# TASK DESCRIPTION
Extract every line that includes the string "text".

# LISTED RECORDS
----
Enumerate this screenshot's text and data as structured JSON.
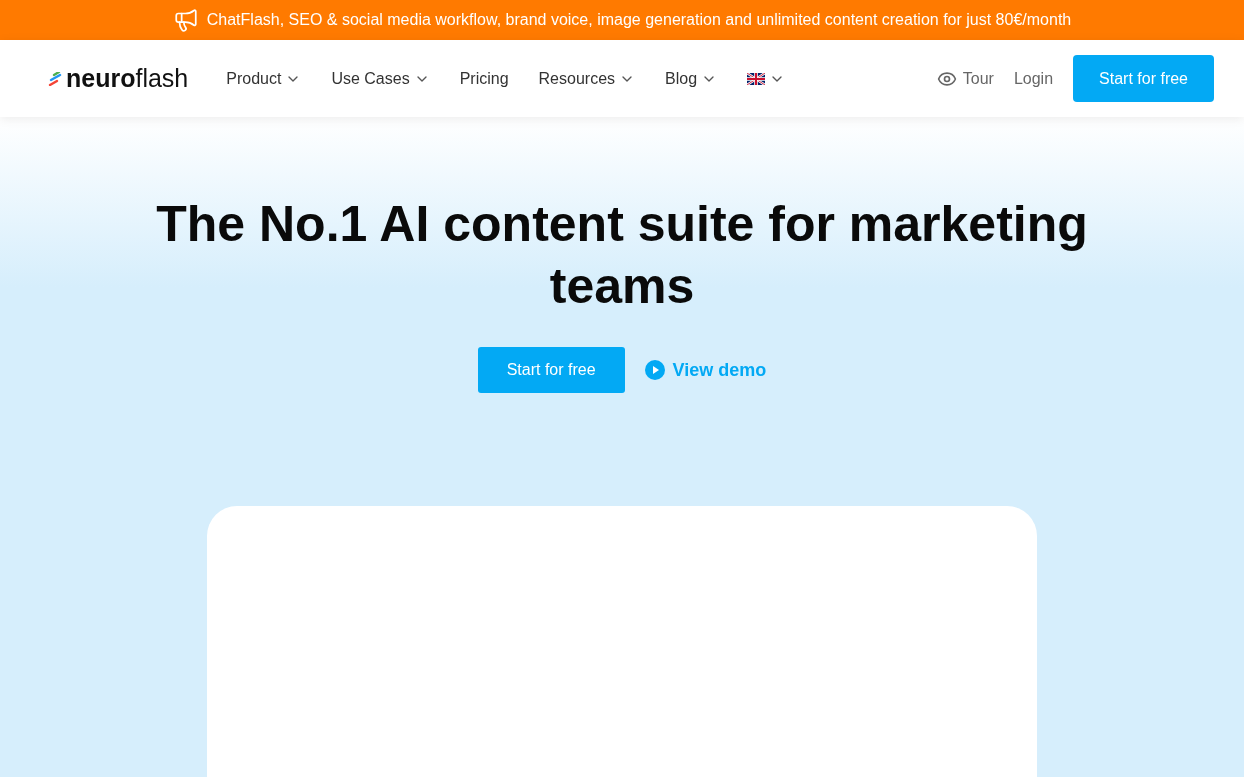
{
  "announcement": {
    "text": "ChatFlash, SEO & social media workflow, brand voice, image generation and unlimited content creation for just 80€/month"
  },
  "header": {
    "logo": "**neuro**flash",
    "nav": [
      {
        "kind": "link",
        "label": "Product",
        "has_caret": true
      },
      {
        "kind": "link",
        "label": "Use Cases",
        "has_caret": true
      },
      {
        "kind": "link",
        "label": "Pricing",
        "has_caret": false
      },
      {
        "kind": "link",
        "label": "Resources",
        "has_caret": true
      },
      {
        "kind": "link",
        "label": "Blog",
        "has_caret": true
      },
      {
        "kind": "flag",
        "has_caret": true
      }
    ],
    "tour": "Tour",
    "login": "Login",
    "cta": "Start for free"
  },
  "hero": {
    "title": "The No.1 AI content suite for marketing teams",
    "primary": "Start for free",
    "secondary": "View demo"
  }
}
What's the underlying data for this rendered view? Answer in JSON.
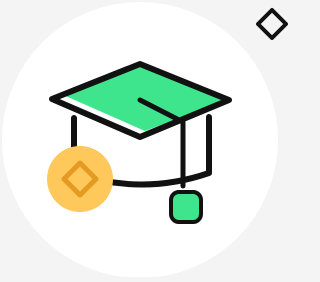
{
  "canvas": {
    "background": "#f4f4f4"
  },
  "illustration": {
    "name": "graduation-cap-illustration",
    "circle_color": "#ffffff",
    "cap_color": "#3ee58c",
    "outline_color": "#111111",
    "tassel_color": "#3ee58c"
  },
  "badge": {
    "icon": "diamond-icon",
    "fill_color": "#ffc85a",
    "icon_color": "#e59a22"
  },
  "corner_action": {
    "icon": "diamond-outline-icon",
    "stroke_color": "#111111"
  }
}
----
# RESPONSE TO THE EXERCISE
Enumerate this screenshot's text and data as structured JSON.
    "text": "ChatFlash, SEO & social media workflow, brand voice, image generation and unlimited content creation for just 80€/month"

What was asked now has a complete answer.